- **Dokumen Sumber**:
Utang Pajak Penjualan
Sebagai seorang konsumen, kita tahu bahwa produk-produk yang kita beli ditoko ritel merupakan subjek pajak penjualan. (Catatan : di indonesia dikenal sebagai Pajak Pertambahan Nilai - PPN). Nilai pajak ditetapkan sebesar presentasi dari harga jual. Peritel akan memungut pajak dari konsumen pada saat terjadi penjualan. Secara periodik (umumnya bulanan), jumlah pajak yang dipungut dari konsumen akan disetorkan ke kantor pajak melalui bank / kantor pos yang ditunjuk oleh pemerintah.
Hampir seluruh aturan atas pajak penjualan menyatakan bahwa jumlah penjualan dan pajak penjualan yang dipungut harus dicatat secara terpisah atas kas yang diperoleh (kecuali untuk penjualan bahan bakar minyak). Register kas kemudian digunakan untuk mengkredit (menambah) akun penjualan dan Utang Pajak Penjualan. Sebagai contoh seperti kasus berikut ini :
Jika pada tanggal 25 Maret mesin kas Cooley Grocery menunjukan penjualan sebesar Rp. 10.000.000 dan pajak penjualan sebesar Rp. 600.000 (tarif PPN sebesar 6%), maka jurnal yang perlu dibuat adalah seperti dibawah ini
25 Maret Kas Rp. 10.600.000
Penjualan Rp. 10.000.000
Utang Pajak Penjualan Rp. 600.000
(Ket : Mencatat penjualan dan pajak penjualan)

(Daftar wilayah beranotasi)
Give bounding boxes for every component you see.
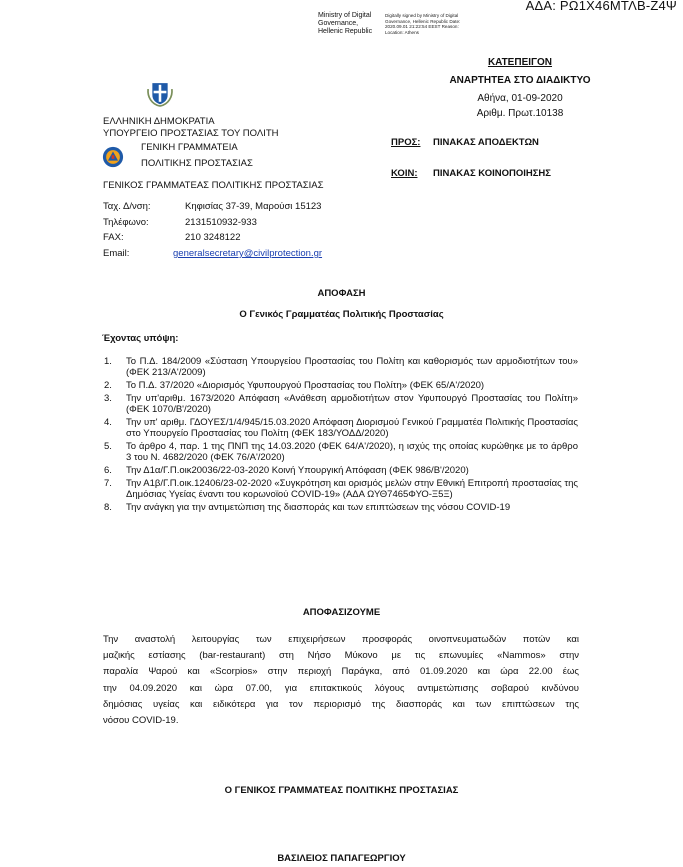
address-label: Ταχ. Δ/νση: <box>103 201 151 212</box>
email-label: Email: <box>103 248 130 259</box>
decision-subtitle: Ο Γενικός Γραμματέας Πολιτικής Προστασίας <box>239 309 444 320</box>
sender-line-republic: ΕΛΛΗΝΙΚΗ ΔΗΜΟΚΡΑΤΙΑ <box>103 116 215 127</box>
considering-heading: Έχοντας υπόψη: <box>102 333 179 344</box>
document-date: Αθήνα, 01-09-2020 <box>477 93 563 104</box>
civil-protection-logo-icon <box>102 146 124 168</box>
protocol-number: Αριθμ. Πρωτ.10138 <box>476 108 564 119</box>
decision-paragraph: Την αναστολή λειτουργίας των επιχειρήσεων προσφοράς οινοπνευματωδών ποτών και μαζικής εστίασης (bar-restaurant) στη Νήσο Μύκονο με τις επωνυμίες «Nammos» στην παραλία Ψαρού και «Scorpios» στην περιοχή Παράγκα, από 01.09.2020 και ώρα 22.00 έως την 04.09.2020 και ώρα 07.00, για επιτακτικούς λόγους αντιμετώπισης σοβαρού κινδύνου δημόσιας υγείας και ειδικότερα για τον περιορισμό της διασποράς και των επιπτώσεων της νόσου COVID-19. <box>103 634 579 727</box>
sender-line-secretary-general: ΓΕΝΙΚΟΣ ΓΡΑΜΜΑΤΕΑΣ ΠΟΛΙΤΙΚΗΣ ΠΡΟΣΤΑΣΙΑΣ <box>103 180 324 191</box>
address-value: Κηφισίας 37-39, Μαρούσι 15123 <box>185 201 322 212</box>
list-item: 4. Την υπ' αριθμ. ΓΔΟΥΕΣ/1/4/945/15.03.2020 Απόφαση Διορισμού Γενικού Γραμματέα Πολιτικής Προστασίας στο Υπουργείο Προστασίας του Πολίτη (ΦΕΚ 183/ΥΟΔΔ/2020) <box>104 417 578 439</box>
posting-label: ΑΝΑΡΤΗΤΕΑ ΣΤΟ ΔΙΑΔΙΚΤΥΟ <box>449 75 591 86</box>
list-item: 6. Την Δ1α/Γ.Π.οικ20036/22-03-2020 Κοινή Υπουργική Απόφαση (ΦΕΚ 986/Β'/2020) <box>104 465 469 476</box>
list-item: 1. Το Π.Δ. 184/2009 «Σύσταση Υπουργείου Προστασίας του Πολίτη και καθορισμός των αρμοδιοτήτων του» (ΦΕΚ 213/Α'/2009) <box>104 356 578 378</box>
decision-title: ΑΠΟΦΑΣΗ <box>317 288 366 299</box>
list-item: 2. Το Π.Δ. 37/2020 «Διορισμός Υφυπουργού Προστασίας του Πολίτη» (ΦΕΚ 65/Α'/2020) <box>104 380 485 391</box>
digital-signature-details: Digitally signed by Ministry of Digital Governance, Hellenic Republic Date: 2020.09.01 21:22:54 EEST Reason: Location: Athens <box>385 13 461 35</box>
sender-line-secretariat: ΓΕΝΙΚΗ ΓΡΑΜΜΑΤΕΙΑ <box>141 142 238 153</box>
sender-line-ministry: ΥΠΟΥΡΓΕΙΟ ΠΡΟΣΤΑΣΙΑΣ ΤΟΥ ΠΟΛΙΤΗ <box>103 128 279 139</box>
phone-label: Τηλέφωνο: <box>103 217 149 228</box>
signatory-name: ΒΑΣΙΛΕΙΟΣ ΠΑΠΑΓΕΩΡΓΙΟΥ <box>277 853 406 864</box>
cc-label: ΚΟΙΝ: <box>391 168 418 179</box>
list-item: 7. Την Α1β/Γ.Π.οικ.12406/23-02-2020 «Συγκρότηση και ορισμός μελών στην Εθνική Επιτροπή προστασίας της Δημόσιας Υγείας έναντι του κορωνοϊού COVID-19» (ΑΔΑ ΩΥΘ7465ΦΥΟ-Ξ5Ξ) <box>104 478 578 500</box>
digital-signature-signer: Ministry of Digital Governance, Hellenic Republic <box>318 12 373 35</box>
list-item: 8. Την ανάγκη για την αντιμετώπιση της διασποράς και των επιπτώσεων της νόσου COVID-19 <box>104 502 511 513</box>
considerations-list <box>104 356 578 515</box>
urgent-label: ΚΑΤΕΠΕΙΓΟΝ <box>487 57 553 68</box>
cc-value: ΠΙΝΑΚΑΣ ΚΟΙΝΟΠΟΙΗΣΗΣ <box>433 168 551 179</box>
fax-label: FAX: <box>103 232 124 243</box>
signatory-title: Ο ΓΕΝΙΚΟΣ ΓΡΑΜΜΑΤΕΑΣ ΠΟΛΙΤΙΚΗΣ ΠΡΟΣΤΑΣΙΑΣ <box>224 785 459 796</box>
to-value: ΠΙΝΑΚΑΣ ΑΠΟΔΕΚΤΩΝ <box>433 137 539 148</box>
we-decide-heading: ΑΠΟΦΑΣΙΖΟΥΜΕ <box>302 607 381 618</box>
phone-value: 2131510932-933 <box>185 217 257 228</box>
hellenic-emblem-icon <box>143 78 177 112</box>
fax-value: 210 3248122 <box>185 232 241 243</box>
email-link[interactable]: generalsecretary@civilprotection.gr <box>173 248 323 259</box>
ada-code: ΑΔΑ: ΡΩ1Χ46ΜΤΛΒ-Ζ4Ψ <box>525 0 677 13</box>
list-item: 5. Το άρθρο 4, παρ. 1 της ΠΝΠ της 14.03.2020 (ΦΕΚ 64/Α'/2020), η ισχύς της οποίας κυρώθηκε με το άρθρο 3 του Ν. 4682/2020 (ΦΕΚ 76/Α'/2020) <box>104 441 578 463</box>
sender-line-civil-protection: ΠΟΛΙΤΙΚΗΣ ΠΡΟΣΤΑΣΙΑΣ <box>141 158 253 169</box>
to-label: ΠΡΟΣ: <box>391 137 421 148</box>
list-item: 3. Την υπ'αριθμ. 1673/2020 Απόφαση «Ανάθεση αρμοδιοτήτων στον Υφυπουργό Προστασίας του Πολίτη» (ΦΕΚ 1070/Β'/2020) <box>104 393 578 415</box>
--
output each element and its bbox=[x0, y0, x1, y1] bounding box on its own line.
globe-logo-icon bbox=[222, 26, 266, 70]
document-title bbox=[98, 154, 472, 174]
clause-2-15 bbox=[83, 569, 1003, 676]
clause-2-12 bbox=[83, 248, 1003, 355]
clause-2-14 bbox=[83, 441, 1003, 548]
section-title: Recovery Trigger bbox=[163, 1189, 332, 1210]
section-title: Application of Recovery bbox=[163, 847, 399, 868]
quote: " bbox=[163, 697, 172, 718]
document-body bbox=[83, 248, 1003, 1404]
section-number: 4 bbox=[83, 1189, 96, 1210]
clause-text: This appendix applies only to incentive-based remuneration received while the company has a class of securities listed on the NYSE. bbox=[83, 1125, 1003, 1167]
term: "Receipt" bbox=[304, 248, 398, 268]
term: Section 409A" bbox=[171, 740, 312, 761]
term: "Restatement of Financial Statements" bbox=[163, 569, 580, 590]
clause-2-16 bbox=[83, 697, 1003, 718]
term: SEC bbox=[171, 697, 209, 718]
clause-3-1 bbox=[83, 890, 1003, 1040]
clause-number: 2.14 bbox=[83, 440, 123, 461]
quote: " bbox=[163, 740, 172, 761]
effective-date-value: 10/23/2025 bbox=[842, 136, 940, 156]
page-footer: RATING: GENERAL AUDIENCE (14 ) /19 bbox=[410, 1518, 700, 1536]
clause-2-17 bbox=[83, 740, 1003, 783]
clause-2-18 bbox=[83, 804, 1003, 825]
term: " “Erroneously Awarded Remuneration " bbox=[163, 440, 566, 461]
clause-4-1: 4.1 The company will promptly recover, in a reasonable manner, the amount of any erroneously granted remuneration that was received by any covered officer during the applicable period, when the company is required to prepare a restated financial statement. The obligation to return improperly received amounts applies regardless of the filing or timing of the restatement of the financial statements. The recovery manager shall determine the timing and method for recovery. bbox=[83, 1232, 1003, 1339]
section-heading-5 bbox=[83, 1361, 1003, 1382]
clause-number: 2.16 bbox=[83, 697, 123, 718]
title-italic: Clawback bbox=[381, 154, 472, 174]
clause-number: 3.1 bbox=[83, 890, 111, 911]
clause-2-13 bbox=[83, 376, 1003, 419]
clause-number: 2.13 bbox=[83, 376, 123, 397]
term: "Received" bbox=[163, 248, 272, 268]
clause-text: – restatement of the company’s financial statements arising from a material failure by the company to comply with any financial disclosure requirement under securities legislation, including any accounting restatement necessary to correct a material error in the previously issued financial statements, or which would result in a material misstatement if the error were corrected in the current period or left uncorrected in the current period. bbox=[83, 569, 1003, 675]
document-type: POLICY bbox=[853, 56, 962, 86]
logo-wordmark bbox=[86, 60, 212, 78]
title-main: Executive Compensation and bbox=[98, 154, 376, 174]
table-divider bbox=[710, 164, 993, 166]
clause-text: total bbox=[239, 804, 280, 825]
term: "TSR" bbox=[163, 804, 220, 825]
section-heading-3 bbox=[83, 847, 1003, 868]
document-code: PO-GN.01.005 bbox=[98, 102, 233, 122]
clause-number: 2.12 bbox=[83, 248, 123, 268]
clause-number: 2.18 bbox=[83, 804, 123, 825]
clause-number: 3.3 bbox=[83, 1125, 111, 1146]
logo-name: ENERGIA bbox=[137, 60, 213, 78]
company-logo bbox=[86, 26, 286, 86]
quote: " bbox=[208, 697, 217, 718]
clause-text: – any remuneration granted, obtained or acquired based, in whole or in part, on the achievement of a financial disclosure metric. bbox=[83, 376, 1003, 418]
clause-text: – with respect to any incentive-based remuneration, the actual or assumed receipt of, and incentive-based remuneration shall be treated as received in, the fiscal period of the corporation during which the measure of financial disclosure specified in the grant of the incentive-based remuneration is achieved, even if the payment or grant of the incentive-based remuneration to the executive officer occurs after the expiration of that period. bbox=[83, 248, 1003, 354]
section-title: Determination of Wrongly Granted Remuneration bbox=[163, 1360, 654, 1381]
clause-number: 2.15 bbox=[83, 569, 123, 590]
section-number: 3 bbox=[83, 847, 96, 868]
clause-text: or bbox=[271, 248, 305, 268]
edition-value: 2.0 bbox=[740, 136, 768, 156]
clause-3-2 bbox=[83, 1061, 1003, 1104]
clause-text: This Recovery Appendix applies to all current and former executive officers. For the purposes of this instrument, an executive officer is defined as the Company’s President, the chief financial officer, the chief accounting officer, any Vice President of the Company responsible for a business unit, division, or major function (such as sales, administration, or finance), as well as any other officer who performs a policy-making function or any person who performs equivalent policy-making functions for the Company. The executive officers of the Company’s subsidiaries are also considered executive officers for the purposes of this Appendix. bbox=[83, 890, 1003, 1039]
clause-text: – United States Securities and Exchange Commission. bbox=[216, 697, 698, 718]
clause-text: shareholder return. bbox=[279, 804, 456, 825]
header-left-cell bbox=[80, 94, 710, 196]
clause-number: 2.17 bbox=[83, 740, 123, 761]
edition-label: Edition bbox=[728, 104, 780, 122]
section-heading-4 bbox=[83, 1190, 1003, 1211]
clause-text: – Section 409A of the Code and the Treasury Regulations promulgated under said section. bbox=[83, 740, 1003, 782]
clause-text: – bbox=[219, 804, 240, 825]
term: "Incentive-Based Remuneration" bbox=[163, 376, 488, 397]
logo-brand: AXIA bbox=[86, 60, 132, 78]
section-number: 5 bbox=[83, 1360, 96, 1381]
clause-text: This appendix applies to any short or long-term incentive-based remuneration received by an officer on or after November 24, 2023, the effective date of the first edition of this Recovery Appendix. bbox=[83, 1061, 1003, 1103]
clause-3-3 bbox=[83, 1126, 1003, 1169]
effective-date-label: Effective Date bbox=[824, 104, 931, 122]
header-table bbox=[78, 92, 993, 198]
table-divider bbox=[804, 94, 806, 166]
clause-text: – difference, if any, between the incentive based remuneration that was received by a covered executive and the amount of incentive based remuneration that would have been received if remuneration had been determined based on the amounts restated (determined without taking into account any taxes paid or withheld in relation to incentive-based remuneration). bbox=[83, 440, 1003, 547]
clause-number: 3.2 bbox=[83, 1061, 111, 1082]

- **Daftar Tugas**:
[1] Salin ulang seluruh dokumen sumber tentang utang pajak penjualan tanpa mengubah apa pun.
[2] Sunting entri mulai dari baris yang memuat "address-label: Ταχ. Δ/νση: <box>103" hingga baris yang memuat "sender-line-secretariat: ΓΕΝΙΚΗ ΓΡΑΜΜΑΤΕΙΑ", termasuk kedua baris itu, dengan mengganti "list-item" menjadi "enumerated-item" dan membiarkan bagian lain tetap sama. Tampilkan hanya baris-baris tersebut.

- **Penyelesaian Tugas**:
[1]
Utang Pajak Penjualan
Sebagai seorang konsumen, kita tahu bahwa produk-produk yang kita beli ditoko ritel merupakan subjek pajak penjualan. (Catatan : di indonesia dikenal sebagai Pajak Pertambahan Nilai - PPN). Nilai pajak ditetapkan sebesar presentasi dari harga jual. Peritel akan memungut pajak dari konsumen pada saat terjadi penjualan. Secara periodik (umumnya bulanan), jumlah pajak yang dipungut dari konsumen akan disetorkan ke kantor pajak melalui bank / kantor pos yang ditunjuk oleh pemerintah.
Hampir seluruh aturan atas pajak penjualan menyatakan bahwa jumlah penjualan dan pajak penjualan yang dipungut harus dicatat secara terpisah atas kas yang diperoleh (kecuali untuk penjualan bahan bakar minyak). Register kas kemudian digunakan untuk mengkredit (menambah) akun penjualan dan Utang Pajak Penjualan. Sebagai contoh seperti kasus berikut ini :
Jika pada tanggal 25 Maret mesin kas Cooley Grocery menunjukan penjualan sebesar Rp. 10.000.000 dan pajak penjualan sebesar Rp. 600.000 (tarif PPN sebesar 6%), maka jurnal yang perlu dibuat adalah seperti dibawah ini
25 Maret Kas Rp. 10.600.000
Penjualan Rp. 10.000.000
Utang Pajak Penjualan Rp. 600.000
(Ket : Mencatat penjualan dan pajak penjualan)

[2]
address-label: Ταχ. Δ/νση: <box>103 201 151 212</box>
email-label: Email: <box>103 248 130 259</box>
decision-subtitle: Ο Γενικός Γραμματέας Πολιτικής Προστασίας <box>239 309 444 320</box>
sender-line-republic: ΕΛΛΗΝΙΚΗ ΔΗΜΟΚΡΑΤΙΑ <box>103 116 215 127</box>
considering-heading: Έχοντας υπόψη: <box>102 333 179 344</box>
document-date: Αθήνα, 01-09-2020 <box>477 93 563 104</box>
civil-protection-logo-icon <box>102 146 124 168</box>
protocol-number: Αριθμ. Πρωτ.10138 <box>476 108 564 119</box>
decision-paragraph: Την αναστολή λειτουργίας των επιχειρήσεων προσφοράς οινοπνευματωδών ποτών και μαζικής εστίασης (bar-restaurant) στη Νήσο Μύκονο με τις επωνυμίες «Nammos» στην παραλία Ψαρού και «Scorpios» στην περιοχή Παράγκα, από 01.09.2020 και ώρα 22.00 έως την 04.09.2020 και ώρα 07.00, για επιτακτικούς λόγους αντιμετώπισης σοβαρού κινδύνου δημόσιας υγείας και ειδικότερα για τον περιορισμό της διασποράς και των επιπτώσεων της νόσου COVID-19. <box>103 634 579 727</box>
sender-line-secretary-general: ΓΕΝΙΚΟΣ ΓΡΑΜΜΑΤΕΑΣ ΠΟΛΙΤΙΚΗΣ ΠΡΟΣΤΑΣΙΑΣ <box>103 180 324 191</box>
address-value: Κηφισίας 37-39, Μαρούσι 15123 <box>185 201 322 212</box>
enumerated-item: 4. Την υπ' αριθμ. ΓΔΟΥΕΣ/1/4/945/15.03.2020 Απόφαση Διορισμού Γενικού Γραμματέα Πολιτικής Προστασίας στο Υπουργείο Προστασίας του Πολίτη (ΦΕΚ 183/ΥΟΔΔ/2020) <box>104 417 578 439</box>
posting-label: ΑΝΑΡΤΗΤΕΑ ΣΤΟ ΔΙΑΔΙΚΤΥΟ <box>449 75 591 86</box>
enumerated-item: 6. Την Δ1α/Γ.Π.οικ20036/22-03-2020 Κοινή Υπουργική Απόφαση (ΦΕΚ 986/Β'/2020) <box>104 465 469 476</box>
enumerated-item: 1. Το Π.Δ. 184/2009 «Σύσταση Υπουργείου Προστασίας του Πολίτη και καθορισμός των αρμοδιοτήτων του» (ΦΕΚ 213/Α'/2009) <box>104 356 578 378</box>
decision-title: ΑΠΟΦΑΣΗ <box>317 288 366 299</box>
enumerated-item: 2. Το Π.Δ. 37/2020 «Διορισμός Υφυπουργού Προστασίας του Πολίτη» (ΦΕΚ 65/Α'/2020) <box>104 380 485 391</box>
digital-signature-details: Digitally signed by Ministry of Digital Governance, Hellenic Republic Date: 2020.09.01 21:22:54 EEST Reason: Location: Athens <box>385 13 461 35</box>
sender-line-secretariat: ΓΕΝΙΚΗ ΓΡΑΜΜΑΤΕΙΑ <box>141 142 238 153</box>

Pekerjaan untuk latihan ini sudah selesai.